What the exercise asks ->
Check every line of the entries for "согласованию", and copy the lines that hold it.

Dataset records ->
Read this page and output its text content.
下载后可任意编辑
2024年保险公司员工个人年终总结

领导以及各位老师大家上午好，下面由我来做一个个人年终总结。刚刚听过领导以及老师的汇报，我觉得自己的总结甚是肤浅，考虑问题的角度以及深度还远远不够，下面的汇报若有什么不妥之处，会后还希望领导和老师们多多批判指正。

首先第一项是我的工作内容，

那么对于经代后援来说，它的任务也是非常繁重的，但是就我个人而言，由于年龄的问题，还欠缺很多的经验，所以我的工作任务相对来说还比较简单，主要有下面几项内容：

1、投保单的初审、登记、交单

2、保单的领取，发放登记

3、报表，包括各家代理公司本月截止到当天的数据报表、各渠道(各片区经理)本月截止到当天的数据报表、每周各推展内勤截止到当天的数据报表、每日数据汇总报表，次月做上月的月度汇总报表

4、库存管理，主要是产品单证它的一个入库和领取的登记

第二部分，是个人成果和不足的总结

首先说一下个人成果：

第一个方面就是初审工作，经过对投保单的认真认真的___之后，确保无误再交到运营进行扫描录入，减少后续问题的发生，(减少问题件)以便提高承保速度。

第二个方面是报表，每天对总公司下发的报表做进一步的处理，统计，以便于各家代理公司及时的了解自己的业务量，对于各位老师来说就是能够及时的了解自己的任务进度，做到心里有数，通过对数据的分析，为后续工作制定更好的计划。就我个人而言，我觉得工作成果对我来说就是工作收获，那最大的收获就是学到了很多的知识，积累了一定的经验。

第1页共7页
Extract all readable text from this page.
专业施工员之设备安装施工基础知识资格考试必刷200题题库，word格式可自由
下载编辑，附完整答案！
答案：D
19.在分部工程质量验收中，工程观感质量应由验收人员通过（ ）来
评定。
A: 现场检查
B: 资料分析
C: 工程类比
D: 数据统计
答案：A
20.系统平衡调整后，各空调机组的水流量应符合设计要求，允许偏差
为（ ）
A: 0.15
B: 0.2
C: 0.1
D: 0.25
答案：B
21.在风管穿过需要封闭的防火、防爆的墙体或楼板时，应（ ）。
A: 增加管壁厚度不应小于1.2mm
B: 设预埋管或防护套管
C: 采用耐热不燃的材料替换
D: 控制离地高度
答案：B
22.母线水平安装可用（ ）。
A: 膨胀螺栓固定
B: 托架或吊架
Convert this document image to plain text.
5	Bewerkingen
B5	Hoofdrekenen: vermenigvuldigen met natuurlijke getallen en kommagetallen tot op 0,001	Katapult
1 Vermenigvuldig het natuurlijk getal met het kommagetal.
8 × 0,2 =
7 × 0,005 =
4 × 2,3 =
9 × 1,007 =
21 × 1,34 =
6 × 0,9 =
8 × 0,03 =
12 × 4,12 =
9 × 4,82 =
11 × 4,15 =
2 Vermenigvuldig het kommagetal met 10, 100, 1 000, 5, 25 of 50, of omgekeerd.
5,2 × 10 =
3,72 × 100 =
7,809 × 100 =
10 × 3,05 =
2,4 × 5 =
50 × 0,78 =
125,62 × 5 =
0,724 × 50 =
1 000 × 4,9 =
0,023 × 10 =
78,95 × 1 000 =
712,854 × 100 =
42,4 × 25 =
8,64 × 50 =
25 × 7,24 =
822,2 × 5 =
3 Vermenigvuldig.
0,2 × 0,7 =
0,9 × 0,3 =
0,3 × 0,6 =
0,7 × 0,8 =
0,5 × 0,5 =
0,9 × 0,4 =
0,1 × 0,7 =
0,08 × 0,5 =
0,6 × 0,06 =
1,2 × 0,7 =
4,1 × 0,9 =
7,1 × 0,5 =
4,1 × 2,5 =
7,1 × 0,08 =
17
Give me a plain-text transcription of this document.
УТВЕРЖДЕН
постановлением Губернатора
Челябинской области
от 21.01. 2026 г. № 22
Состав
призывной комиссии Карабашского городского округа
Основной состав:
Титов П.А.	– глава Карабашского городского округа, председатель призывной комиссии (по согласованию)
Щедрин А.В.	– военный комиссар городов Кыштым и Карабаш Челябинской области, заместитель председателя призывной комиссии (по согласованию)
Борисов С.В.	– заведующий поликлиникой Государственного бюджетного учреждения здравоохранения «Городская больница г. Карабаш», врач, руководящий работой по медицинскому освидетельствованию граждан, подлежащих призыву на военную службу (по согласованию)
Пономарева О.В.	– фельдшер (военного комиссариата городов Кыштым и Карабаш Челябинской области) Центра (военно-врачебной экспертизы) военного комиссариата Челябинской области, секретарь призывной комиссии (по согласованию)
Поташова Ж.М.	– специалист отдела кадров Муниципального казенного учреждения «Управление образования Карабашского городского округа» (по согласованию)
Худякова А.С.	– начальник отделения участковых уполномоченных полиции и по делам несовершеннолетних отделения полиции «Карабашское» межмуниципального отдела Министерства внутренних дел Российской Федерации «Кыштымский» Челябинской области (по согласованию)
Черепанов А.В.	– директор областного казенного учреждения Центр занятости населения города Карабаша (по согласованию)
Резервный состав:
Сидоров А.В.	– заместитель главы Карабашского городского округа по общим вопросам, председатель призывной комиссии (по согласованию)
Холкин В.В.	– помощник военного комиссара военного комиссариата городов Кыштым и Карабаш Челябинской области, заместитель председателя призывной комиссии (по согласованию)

Output ->
Титов П.А.	– глава Карабашского городского округа, председатель призывной комиссии (по согласованию)
Щедрин А.В.	– военный комиссар городов Кыштым и Карабаш Челябинской области, заместитель председателя призывной комиссии (по согласованию)
Борисов С.В.	– заведующий поликлиникой Государственного бюджетного учреждения здравоохранения «Городская больница г. Карабаш», врач, руководящий работой по медицинскому освидетельствованию граждан, подлежащих призыву на военную службу (по согласованию)
Пономарева О.В.	– фельдшер (военного комиссариата городов Кыштым и Карабаш Челябинской области) Центра (военно-врачебной экспертизы) военного комиссариата Челябинской области, секретарь призывной комиссии (по согласованию)
Поташова Ж.М.	– специалист отдела кадров Муниципального казенного учреждения «Управление образования Карабашского городского округа» (по согласованию)
Худякова А.С.	– начальник отделения участковых уполномоченных полиции и по делам несовершеннолетних отделения полиции «Карабашское» межмуниципального отдела Министерства внутренних дел Российской Федерации «Кыштымский» Челябинской области (по согласованию)
Черепанов А.В.	– директор областного казенного учреждения Центр занятости населения города Карабаша (по согласованию)
Сидоров А.В.	– заместитель главы Карабашского городского округа по общим вопросам, председатель призывной комиссии (по согласованию)
Холкин В.В.	– помощник военного комиссара военного комиссариата городов Кыштым и Карабаш Челябинской области, заместитель председателя призывной комиссии (по согласованию)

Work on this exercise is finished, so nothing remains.